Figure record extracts

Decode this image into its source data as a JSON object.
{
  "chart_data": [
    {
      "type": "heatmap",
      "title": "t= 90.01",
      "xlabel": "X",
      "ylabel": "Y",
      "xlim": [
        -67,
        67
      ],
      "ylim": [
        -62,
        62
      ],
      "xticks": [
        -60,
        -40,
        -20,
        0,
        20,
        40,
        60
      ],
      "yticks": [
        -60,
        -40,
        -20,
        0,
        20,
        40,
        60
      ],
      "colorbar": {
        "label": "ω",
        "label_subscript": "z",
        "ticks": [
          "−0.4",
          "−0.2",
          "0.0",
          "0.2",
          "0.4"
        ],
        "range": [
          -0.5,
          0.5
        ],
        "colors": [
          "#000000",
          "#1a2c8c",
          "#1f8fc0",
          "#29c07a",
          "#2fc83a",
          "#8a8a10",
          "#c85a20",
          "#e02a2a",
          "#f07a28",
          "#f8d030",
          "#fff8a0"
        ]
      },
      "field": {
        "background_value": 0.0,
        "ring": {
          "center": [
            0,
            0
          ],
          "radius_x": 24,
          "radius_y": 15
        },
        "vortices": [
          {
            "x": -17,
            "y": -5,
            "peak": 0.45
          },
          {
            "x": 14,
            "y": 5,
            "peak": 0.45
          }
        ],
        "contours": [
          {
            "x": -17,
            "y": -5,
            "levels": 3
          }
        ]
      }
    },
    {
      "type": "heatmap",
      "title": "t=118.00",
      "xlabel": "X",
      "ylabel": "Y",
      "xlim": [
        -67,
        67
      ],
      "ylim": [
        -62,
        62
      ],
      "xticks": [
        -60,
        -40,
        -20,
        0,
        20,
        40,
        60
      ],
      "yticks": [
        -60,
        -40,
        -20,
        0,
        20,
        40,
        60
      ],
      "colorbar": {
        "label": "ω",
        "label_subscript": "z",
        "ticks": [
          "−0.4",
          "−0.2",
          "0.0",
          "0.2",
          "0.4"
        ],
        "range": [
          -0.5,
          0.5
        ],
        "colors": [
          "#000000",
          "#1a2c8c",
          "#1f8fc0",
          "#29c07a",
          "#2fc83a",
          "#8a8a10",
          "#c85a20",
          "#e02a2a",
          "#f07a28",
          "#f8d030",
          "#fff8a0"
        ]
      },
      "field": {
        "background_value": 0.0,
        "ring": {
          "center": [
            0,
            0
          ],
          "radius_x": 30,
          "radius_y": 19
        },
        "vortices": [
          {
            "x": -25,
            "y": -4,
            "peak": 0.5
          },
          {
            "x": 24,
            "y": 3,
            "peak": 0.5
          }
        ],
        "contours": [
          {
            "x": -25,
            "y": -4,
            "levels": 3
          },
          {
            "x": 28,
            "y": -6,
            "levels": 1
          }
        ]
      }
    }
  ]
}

**What this task involves:**
Write out the whole listing again, exactly as it stands.

**Final answer:**
Decode this image into its source data as a JSON object.
{
  "chart_data": [
    {
      "type": "heatmap",
      "title": "t= 90.01",
      "xlabel": "X",
      "ylabel": "Y",
      "xlim": [
        -67,
        67
      ],
      "ylim": [
        -62,
        62
      ],
      "xticks": [
        -60,
        -40,
        -20,
        0,
        20,
        40,
        60
      ],
      "yticks": [
        -60,
        -40,
        -20,
        0,
        20,
        40,
        60
      ],
      "colorbar": {
        "label": "ω",
        "label_subscript": "z",
        "ticks": [
          "−0.4",
          "−0.2",
          "0.0",
          "0.2",
          "0.4"
        ],
        "range": [
          -0.5,
          0.5
        ],
        "colors": [
          "#000000",
          "#1a2c8c",
          "#1f8fc0",
          "#29c07a",
          "#2fc83a",
          "#8a8a10",
          "#c85a20",
          "#e02a2a",
          "#f07a28",
          "#f8d030",
          "#fff8a0"
        ]
      },
      "field": {
        "background_value": 0.0,
        "ring": {
          "center": [
            0,
            0
          ],
          "radius_x": 24,
          "radius_y": 15
        },
        "vortices": [
          {
            "x": -17,
            "y": -5,
            "peak": 0.45
          },
          {
            "x": 14,
            "y": 5,
            "peak": 0.45
          }
        ],
        "contours": [
          {
            "x": -17,
            "y": -5,
            "levels": 3
          }
        ]
      }
    },
    {
      "type": "heatmap",
      "title": "t=118.00",
      "xlabel": "X",
      "ylabel": "Y",
      "xlim": [
        -67,
        67
      ],
      "ylim": [
        -62,
        62
      ],
      "xticks": [
        -60,
        -40,
        -20,
        0,
        20,
        40,
        60
      ],
      "yticks": [
        -60,
        -40,
        -20,
        0,
        20,
        40,
        60
      ],
      "colorbar": {
        "label": "ω",
        "label_subscript": "z",
        "ticks": [
          "−0.4",
          "−0.2",
          "0.0",
          "0.2",
          "0.4"
        ],
        "range": [
          -0.5,
          0.5
        ],
        "colors": [
          "#000000",
          "#1a2c8c",
          "#1f8fc0",
          "#29c07a",
          "#2fc83a",
          "#8a8a10",
          "#c85a20",
          "#e02a2a",
          "#f07a28",
          "#f8d030",
          "#fff8a0"
        ]
      },
      "field": {
        "background_value": 0.0,
        "ring": {
          "center": [
            0,
            0
          ],
          "radius_x": 30,
          "radius_y": 19
        },
        "vortices": [
          {
            "x": -25,
            "y": -4,
            "peak": 0.5
          },
          {
            "x": 24,
            "y": 3,
            "peak": 0.5
          }
        ],
        "contours": [
          {
            "x": -25,
            "y": -4,
            "levels": 3
          },
          {
            "x": 28,
            "y": -6,
            "levels": 1
          }
        ]
      }
    }
  ]
}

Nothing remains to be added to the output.